======== Entries provided
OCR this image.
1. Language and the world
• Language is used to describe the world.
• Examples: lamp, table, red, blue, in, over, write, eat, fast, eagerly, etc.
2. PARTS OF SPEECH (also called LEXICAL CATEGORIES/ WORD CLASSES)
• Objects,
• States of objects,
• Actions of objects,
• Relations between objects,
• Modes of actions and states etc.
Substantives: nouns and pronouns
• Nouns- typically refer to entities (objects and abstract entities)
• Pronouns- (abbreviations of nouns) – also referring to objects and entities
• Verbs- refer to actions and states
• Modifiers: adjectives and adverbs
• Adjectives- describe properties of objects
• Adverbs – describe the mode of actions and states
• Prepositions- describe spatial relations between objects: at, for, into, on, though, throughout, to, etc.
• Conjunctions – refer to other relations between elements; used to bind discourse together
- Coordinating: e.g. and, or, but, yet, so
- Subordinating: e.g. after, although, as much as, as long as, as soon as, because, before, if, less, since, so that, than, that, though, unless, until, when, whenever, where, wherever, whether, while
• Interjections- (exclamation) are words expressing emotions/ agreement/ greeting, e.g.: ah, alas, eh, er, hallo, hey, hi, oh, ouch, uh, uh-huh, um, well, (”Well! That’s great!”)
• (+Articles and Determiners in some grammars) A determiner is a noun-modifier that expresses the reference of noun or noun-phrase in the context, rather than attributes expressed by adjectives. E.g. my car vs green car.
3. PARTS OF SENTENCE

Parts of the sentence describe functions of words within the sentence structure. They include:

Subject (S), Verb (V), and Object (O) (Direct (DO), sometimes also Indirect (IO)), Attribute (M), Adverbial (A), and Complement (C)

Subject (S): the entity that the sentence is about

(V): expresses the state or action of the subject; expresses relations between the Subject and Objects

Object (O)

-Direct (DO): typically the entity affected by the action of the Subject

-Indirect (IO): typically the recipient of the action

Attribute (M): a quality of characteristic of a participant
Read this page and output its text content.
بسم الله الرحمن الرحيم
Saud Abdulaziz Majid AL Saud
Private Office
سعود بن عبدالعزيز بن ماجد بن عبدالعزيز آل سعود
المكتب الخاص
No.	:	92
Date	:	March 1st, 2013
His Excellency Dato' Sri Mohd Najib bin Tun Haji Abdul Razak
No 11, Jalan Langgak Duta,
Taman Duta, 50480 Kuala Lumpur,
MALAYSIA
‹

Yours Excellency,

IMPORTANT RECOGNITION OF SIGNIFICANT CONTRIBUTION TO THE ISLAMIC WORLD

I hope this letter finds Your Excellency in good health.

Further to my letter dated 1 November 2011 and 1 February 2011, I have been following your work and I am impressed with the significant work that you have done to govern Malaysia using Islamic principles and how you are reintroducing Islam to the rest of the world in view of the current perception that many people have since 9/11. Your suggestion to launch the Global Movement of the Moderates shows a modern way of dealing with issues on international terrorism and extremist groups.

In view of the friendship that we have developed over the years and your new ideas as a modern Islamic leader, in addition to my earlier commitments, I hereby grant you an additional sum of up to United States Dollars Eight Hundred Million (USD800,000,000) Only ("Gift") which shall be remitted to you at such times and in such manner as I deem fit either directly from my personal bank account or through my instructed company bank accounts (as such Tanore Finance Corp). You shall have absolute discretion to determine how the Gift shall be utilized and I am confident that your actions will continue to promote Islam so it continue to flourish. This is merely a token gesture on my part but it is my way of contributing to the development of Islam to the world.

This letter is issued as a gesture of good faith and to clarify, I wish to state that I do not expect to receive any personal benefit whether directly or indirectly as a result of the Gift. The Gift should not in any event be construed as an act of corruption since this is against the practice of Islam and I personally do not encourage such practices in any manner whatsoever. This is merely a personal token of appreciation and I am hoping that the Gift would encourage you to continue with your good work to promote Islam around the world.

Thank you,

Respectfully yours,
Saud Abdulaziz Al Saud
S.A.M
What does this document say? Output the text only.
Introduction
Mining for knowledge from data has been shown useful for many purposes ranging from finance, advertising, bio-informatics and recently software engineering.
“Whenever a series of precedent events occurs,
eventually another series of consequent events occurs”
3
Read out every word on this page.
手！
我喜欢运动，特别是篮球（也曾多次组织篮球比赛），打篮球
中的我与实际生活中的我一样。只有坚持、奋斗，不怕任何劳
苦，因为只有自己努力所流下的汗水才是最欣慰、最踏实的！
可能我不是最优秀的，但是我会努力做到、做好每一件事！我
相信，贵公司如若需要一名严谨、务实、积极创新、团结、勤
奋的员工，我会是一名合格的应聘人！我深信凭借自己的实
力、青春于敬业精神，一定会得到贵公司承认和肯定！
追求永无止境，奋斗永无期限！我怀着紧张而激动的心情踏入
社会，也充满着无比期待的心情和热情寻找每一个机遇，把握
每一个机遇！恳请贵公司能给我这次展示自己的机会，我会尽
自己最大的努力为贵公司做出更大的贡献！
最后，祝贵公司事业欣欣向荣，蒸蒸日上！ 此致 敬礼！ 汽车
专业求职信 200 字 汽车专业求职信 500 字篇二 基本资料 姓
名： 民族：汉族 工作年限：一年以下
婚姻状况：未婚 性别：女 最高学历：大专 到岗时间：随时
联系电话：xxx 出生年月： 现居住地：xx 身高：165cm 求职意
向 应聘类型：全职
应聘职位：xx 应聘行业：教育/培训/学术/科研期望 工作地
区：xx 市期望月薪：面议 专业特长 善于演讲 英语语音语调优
================
• _Instruction_
Of the lines in this listing, report how many contain the string "Duta", and give the number only.

• _Full solution_
2